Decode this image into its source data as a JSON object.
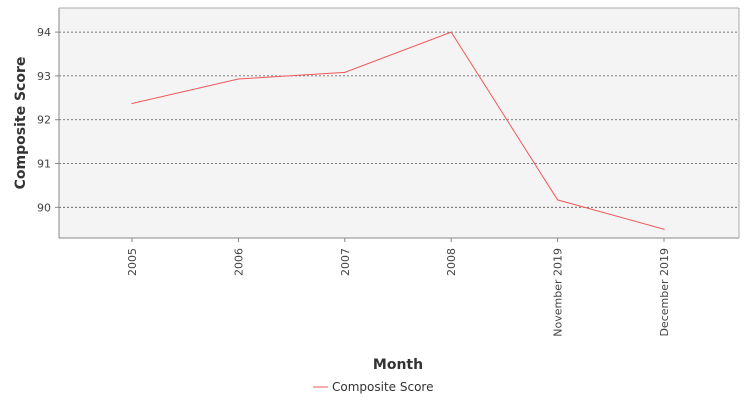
{
  "chart_data": {
    "type": "line",
    "title": "",
    "xlabel": "Month",
    "ylabel": "Composite Score",
    "categories": [
      "2005",
      "2006",
      "2007",
      "2008",
      "November 2019",
      "December 2019"
    ],
    "series": [
      {
        "name": "Composite Score",
        "values": [
          92.37,
          92.93,
          93.08,
          94.0,
          90.17,
          89.5
        ],
        "color": "#f05a5a"
      }
    ],
    "yticks": [
      "90",
      "91",
      "92",
      "93",
      "94"
    ],
    "ylim": [
      89.3,
      94.55
    ],
    "grid": true,
    "legend_position": "bottom-center",
    "plot_background": "#f4f4f4"
  }
}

# WORK TO BE COMPLETED
Repeat the lines above exactly, and keep every picture out.

# ANSWER TO THE EXERCISE
Decode this image into its source data as a JSON object.
{
  "chart_data": {
    "type": "line",
    "title": "",
    "xlabel": "Month",
    "ylabel": "Composite Score",
    "categories": [
      "2005",
      "2006",
      "2007",
      "2008",
      "November 2019",
      "December 2019"
    ],
    "series": [
      {
        "name": "Composite Score",
        "values": [
          92.37,
          92.93,
          93.08,
          94.0,
          90.17,
          89.5
        ],
        "color": "#f05a5a"
      }
    ],
    "yticks": [
      "90",
      "91",
      "92",
      "93",
      "94"
    ],
    "ylim": [
      89.3,
      94.55
    ],
    "grid": true,
    "legend_position": "bottom-center",
    "plot_background": "#f4f4f4"
  }
}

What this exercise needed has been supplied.